REQUIRED WORK | Any picture among the records should be left out, please; retype the rest exactly.

==== DATASET EXCERPTS ====

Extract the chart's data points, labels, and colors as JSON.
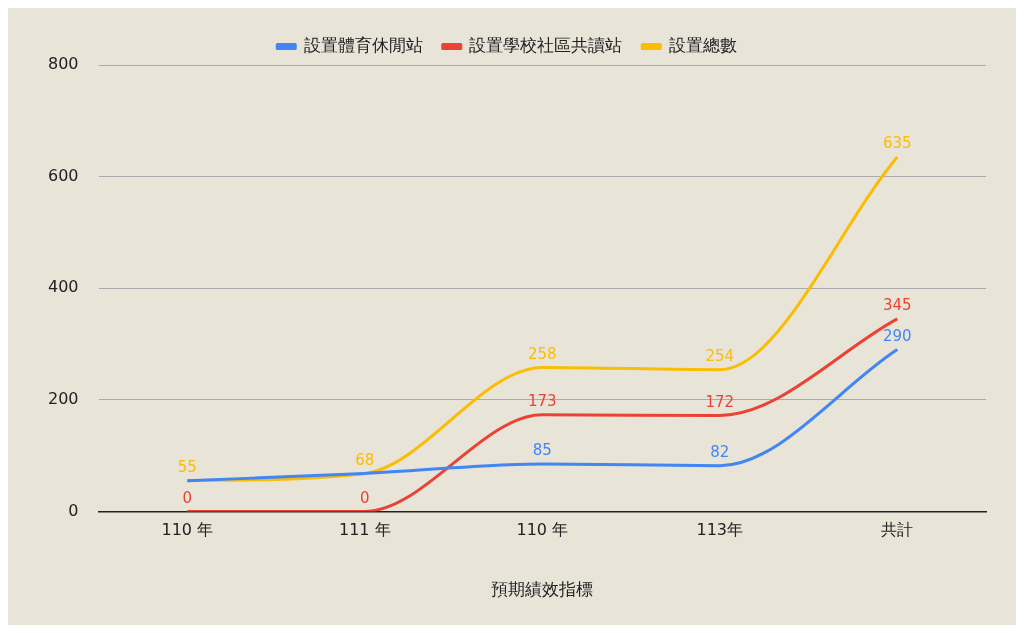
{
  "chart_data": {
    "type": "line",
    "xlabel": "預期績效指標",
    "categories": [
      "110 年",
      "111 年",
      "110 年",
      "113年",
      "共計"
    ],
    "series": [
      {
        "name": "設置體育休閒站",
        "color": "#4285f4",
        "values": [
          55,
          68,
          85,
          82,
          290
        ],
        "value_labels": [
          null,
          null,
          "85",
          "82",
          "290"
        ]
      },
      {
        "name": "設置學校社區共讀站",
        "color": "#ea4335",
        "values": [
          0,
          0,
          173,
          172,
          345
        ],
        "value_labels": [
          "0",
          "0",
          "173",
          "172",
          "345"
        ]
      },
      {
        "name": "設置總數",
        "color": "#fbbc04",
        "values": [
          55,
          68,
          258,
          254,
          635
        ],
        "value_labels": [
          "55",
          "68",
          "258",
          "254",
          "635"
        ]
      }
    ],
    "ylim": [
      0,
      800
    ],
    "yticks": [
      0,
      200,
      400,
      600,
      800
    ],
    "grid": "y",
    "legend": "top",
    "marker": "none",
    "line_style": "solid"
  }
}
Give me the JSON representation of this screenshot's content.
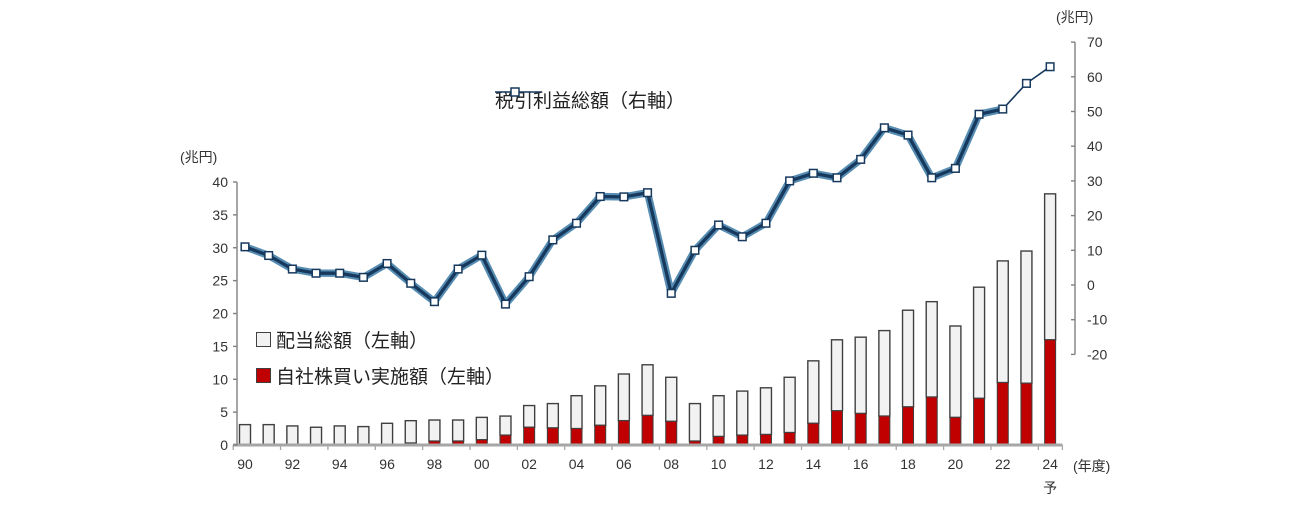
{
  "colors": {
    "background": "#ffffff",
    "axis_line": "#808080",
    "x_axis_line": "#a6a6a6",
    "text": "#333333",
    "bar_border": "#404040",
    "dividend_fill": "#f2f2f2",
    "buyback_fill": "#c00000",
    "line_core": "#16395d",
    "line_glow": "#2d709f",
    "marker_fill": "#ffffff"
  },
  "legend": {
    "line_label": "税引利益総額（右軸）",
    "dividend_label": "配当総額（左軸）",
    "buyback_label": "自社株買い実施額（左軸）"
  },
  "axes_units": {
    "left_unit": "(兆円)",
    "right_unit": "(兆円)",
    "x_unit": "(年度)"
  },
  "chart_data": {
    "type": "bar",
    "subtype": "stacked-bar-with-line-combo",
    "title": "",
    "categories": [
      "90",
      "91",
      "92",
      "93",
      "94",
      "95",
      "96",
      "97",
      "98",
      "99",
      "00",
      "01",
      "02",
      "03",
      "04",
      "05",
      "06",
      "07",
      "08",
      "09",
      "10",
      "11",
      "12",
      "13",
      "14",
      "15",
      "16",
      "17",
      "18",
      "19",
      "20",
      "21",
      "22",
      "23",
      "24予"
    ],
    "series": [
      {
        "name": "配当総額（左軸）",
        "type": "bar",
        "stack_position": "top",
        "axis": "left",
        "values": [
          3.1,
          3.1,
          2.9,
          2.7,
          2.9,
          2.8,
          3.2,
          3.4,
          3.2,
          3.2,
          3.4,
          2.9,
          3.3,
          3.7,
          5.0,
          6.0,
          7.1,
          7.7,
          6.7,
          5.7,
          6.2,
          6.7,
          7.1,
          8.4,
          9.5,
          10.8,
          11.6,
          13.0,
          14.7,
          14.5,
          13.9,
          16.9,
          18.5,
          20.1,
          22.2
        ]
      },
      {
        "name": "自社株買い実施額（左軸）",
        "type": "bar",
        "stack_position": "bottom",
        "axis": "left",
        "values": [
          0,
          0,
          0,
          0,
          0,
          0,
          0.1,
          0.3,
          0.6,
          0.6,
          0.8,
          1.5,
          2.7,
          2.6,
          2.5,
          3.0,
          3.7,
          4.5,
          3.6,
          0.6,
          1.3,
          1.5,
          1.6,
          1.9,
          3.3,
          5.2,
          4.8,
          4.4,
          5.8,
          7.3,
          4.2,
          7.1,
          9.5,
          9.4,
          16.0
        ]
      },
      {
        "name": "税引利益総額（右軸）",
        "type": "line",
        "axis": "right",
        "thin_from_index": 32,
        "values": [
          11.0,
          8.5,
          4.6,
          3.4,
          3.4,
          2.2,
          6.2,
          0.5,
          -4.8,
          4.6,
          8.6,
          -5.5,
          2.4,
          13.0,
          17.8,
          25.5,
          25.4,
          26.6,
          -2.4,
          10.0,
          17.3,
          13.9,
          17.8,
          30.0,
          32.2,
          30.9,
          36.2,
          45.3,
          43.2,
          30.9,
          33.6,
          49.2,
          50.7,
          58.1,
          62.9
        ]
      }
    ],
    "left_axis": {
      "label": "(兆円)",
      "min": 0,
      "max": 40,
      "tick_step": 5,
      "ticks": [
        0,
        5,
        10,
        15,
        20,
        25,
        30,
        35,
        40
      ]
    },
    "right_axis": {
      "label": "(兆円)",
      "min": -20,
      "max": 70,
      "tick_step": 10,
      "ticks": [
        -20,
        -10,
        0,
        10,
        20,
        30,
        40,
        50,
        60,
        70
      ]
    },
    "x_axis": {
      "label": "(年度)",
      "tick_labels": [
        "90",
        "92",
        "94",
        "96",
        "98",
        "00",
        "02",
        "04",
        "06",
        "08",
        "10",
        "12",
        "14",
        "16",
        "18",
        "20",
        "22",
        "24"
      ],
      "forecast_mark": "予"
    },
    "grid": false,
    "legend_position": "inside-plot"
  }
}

====

RESULT |
Extract the chart's data points, labels, and colors as JSON.
{
  "chart_data": {
    "type": "line",
    "xlabel": "預期績效指標",
    "categories": [
      "110 年",
      "111 年",
      "110 年",
      "113年",
      "共計"
    ],
    "series": [
      {
        "name": "設置體育休閒站",
        "color": "#4285f4",
        "values": [
          55,
          68,
          85,
          82,
          290
        ],
        "value_labels": [
          null,
          null,
          "85",
          "82",
          "290"
        ]
      },
      {
        "name": "設置學校社區共讀站",
        "color": "#ea4335",
        "values": [
          0,
          0,
          173,
          172,
          345
        ],
        "value_labels": [
          "0",
          "0",
          "173",
          "172",
          "345"
        ]
      },
      {
        "name": "設置總數",
        "color": "#fbbc04",
        "values": [
          55,
          68,
          258,
          254,
          635
        ],
        "value_labels": [
          "55",
          "68",
          "258",
          "254",
          "635"
        ]
      }
    ],
    "ylim": [
      0,
      800
    ],
    "yticks": [
      0,
      200,
      400,
      600,
      800
    ],
    "grid": "y",
    "legend": "top",
    "marker": "none",
    "line_style": "solid"
  }
}
Give me the JSON representation of this screenshot's content.
{
  "colors": {
    "background": "#ffffff",
    "axis_line": "#808080",
    "x_axis_line": "#a6a6a6",
    "text": "#333333",
    "bar_border": "#404040",
    "dividend_fill": "#f2f2f2",
    "buyback_fill": "#c00000",
    "line_core": "#16395d",
    "line_glow": "#2d709f",
    "marker_fill": "#ffffff"
  },
  "legend": {
    "line_label": "税引利益総額（右軸）",
    "dividend_label": "配当総額（左軸）",
    "buyback_label": "自社株買い実施額（左軸）"
  },
  "axes_units": {
    "left_unit": "(兆円)",
    "right_unit": "(兆円)",
    "x_unit": "(年度)"
  },
  "chart_data": {
    "type": "bar",
    "subtype": "stacked-bar-with-line-combo",
    "title": "",
    "categories": [
      "90",
      "91",
      "92",
      "93",
      "94",
      "95",
      "96",
      "97",
      "98",
      "99",
      "00",
      "01",
      "02",
      "03",
      "04",
      "05",
      "06",
      "07",
      "08",
      "09",
      "10",
      "11",
      "12",
      "13",
      "14",
      "15",
      "16",
      "17",
      "18",
      "19",
      "20",
      "21",
      "22",
      "23",
      "24予"
    ],
    "series": [
      {
        "name": "配当総額（左軸）",
        "type": "bar",
        "stack_position": "top",
        "axis": "left",
        "values": [
          3.1,
          3.1,
          2.9,
          2.7,
          2.9,
          2.8,
          3.2,
          3.4,
          3.2,
          3.2,
          3.4,
          2.9,
          3.3,
          3.7,
          5.0,
          6.0,
          7.1,
          7.7,
          6.7,
          5.7,
          6.2,
          6.7,
          7.1,
          8.4,
          9.5,
          10.8,
          11.6,
          13.0,
          14.7,
          14.5,
          13.9,
          16.9,
          18.5,
          20.1,
          22.2
        ]
      },
      {
        "name": "自社株買い実施額（左軸）",
        "type": "bar",
        "stack_position": "bottom",
        "axis": "left",
        "values": [
          0,
          0,
          0,
          0,
          0,
          0,
          0.1,
          0.3,
          0.6,
          0.6,
          0.8,
          1.5,
          2.7,
          2.6,
          2.5,
          3.0,
          3.7,
          4.5,
          3.6,
          0.6,
          1.3,
          1.5,
          1.6,
          1.9,
          3.3,
          5.2,
          4.8,
          4.4,
          5.8,
          7.3,
          4.2,
          7.1,
          9.5,
          9.4,
          16.0
        ]
      },
      {
        "name": "税引利益総額（右軸）",
        "type": "line",
        "axis": "right",
        "thin_from_index": 32,
        "values": [
          11.0,
          8.5,
          4.6,
          3.4,
          3.4,
          2.2,
          6.2,
          0.5,
          -4.8,
          4.6,
          8.6,
          -5.5,
          2.4,
          13.0,
          17.8,
          25.5,
          25.4,
          26.6,
          -2.4,
          10.0,
          17.3,
          13.9,
          17.8,
          30.0,
          32.2,
          30.9,
          36.2,
          45.3,
          43.2,
          30.9,
          33.6,
          49.2,
          50.7,
          58.1,
          62.9
        ]
      }
    ],
    "left_axis": {
      "label": "(兆円)",
      "min": 0,
      "max": 40,
      "tick_step": 5,
      "ticks": [
        0,
        5,
        10,
        15,
        20,
        25,
        30,
        35,
        40
      ]
    },
    "right_axis": {
      "label": "(兆円)",
      "min": -20,
      "max": 70,
      "tick_step": 10,
      "ticks": [
        -20,
        -10,
        0,
        10,
        20,
        30,
        40,
        50,
        60,
        70
      ]
    },
    "x_axis": {
      "label": "(年度)",
      "tick_labels": [
        "90",
        "92",
        "94",
        "96",
        "98",
        "00",
        "02",
        "04",
        "06",
        "08",
        "10",
        "12",
        "14",
        "16",
        "18",
        "20",
        "22",
        "24"
      ],
      "forecast_mark": "予"
    },
    "grid": false,
    "legend_position": "inside-plot"
  }
}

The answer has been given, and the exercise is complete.